— begin RECORDED DATA —

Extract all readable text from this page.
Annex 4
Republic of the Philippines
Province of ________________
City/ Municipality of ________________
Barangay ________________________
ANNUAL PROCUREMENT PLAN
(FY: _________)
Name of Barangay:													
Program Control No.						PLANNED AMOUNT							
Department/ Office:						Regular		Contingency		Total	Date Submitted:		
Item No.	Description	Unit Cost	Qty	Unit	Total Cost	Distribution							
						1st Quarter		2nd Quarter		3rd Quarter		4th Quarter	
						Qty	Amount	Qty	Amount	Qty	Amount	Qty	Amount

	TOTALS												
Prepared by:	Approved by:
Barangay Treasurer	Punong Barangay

— end RECORDED DATA —

● **WRITTEN EXERCISE**
Your task is to gather all lines from the entries above that hold the word "Barangay".

● **CORRECT RESPONSE**
Barangay ________________________
Name of Barangay:													
Barangay Treasurer	Punong Barangay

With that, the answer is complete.